• Exercise requirements: Word for word, retype every entry in the listing.

═════ Records supplied ═════

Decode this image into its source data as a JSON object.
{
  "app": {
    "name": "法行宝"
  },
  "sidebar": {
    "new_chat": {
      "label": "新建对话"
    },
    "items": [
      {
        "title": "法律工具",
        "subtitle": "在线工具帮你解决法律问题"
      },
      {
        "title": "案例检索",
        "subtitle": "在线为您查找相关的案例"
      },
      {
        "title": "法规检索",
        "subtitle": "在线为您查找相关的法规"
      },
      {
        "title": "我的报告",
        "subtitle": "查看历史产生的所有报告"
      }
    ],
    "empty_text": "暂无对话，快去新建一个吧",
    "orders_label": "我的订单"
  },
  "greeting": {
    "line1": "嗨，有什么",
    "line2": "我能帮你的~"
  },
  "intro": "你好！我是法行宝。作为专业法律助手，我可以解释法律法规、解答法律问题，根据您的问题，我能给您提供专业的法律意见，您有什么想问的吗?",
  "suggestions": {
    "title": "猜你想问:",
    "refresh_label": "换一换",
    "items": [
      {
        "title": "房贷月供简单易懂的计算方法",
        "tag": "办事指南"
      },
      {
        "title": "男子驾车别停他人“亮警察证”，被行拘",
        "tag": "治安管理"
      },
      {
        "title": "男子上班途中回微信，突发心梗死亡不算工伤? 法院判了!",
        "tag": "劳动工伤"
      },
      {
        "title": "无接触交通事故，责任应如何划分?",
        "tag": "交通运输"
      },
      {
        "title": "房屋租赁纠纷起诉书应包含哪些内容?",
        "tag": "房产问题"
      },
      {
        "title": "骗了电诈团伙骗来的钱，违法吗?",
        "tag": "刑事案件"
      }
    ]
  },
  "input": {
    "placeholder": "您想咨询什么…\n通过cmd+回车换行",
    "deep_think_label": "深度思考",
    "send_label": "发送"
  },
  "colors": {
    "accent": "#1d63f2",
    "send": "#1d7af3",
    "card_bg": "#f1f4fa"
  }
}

═════

• Output of the exercise:
Decode this image into its source data as a JSON object.
{
  "app": {
    "name": "法行宝"
  },
  "sidebar": {
    "new_chat": {
      "label": "新建对话"
    },
    "items": [
      {
        "title": "法律工具",
        "subtitle": "在线工具帮你解决法律问题"
      },
      {
        "title": "案例检索",
        "subtitle": "在线为您查找相关的案例"
      },
      {
        "title": "法规检索",
        "subtitle": "在线为您查找相关的法规"
      },
      {
        "title": "我的报告",
        "subtitle": "查看历史产生的所有报告"
      }
    ],
    "empty_text": "暂无对话，快去新建一个吧",
    "orders_label": "我的订单"
  },
  "greeting": {
    "line1": "嗨，有什么",
    "line2": "我能帮你的~"
  },
  "intro": "你好！我是法行宝。作为专业法律助手，我可以解释法律法规、解答法律问题，根据您的问题，我能给您提供专业的法律意见，您有什么想问的吗?",
  "suggestions": {
    "title": "猜你想问:",
    "refresh_label": "换一换",
    "items": [
      {
        "title": "房贷月供简单易懂的计算方法",
        "tag": "办事指南"
      },
      {
        "title": "男子驾车别停他人“亮警察证”，被行拘",
        "tag": "治安管理"
      },
      {
        "title": "男子上班途中回微信，突发心梗死亡不算工伤? 法院判了!",
        "tag": "劳动工伤"
      },
      {
        "title": "无接触交通事故，责任应如何划分?",
        "tag": "交通运输"
      },
      {
        "title": "房屋租赁纠纷起诉书应包含哪些内容?",
        "tag": "房产问题"
      },
      {
        "title": "骗了电诈团伙骗来的钱，违法吗?",
        "tag": "刑事案件"
      }
    ]
  },
  "input": {
    "placeholder": "您想咨询什么…\n通过cmd+回车换行",
    "deep_think_label": "深度思考",
    "send_label": "发送"
  },
  "colors": {
    "accent": "#1d63f2",
    "send": "#1d7af3",
    "card_bg": "#f1f4fa"
  }
}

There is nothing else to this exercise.